* Short exercise *
Write out every line of the material exactly as it appears.

##### Data extract

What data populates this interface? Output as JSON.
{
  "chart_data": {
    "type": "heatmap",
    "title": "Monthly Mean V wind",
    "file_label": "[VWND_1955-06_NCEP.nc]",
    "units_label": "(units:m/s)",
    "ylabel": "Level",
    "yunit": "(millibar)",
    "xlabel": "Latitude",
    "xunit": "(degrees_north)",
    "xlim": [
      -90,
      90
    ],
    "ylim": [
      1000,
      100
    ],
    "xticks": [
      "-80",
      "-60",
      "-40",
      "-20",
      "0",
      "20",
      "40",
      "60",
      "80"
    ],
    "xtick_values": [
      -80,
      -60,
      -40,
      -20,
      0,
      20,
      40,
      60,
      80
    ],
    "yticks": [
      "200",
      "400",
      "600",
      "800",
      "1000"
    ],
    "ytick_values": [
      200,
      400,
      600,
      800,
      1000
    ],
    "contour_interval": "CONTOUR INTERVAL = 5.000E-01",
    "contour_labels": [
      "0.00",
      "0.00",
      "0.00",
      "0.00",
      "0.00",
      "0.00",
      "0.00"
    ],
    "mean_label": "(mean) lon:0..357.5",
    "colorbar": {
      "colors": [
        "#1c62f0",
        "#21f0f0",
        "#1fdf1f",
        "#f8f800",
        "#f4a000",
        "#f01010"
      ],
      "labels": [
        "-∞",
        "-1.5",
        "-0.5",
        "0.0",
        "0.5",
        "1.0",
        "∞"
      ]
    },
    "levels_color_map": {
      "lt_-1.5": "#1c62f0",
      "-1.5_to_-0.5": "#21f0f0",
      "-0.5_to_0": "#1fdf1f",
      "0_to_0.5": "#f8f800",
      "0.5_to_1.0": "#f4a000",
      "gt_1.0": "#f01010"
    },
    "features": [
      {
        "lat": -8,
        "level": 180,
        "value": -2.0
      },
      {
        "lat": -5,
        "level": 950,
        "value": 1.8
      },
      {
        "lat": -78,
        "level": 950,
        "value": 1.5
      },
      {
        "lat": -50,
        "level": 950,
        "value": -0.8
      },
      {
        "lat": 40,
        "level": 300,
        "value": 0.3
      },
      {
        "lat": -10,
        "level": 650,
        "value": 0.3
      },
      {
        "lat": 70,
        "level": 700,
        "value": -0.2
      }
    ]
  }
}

##########

* Answer for the task *
What data populates this interface? Output as JSON.
{
  "chart_data": {
    "type": "heatmap",
    "title": "Monthly Mean V wind",
    "file_label": "[VWND_1955-06_NCEP.nc]",
    "units_label": "(units:m/s)",
    "ylabel": "Level",
    "yunit": "(millibar)",
    "xlabel": "Latitude",
    "xunit": "(degrees_north)",
    "xlim": [
      -90,
      90
    ],
    "ylim": [
      1000,
      100
    ],
    "xticks": [
      "-80",
      "-60",
      "-40",
      "-20",
      "0",
      "20",
      "40",
      "60",
      "80"
    ],
    "xtick_values": [
      -80,
      -60,
      -40,
      -20,
      0,
      20,
      40,
      60,
      80
    ],
    "yticks": [
      "200",
      "400",
      "600",
      "800",
      "1000"
    ],
    "ytick_values": [
      200,
      400,
      600,
      800,
      1000
    ],
    "contour_interval": "CONTOUR INTERVAL = 5.000E-01",
    "contour_labels": [
      "0.00",
      "0.00",
      "0.00",
      "0.00",
      "0.00",
      "0.00",
      "0.00"
    ],
    "mean_label": "(mean) lon:0..357.5",
    "colorbar": {
      "colors": [
        "#1c62f0",
        "#21f0f0",
        "#1fdf1f",
        "#f8f800",
        "#f4a000",
        "#f01010"
      ],
      "labels": [
        "-∞",
        "-1.5",
        "-0.5",
        "0.0",
        "0.5",
        "1.0",
        "∞"
      ]
    },
    "levels_color_map": {
      "lt_-1.5": "#1c62f0",
      "-1.5_to_-0.5": "#21f0f0",
      "-0.5_to_0": "#1fdf1f",
      "0_to_0.5": "#f8f800",
      "0.5_to_1.0": "#f4a000",
      "gt_1.0": "#f01010"
    },
    "features": [
      {
        "lat": -8,
        "level": 180,
        "value": -2.0
      },
      {
        "lat": -5,
        "level": 950,
        "value": 1.8
      },
      {
        "lat": -78,
        "level": 950,
        "value": 1.5
      },
      {
        "lat": -50,
        "level": 950,
        "value": -0.8
      },
      {
        "lat": 40,
        "level": 300,
        "value": 0.3
      },
      {
        "lat": -10,
        "level": 650,
        "value": 0.3
      },
      {
        "lat": 70,
        "level": 700,
        "value": -0.2
      }
    ]
  }
}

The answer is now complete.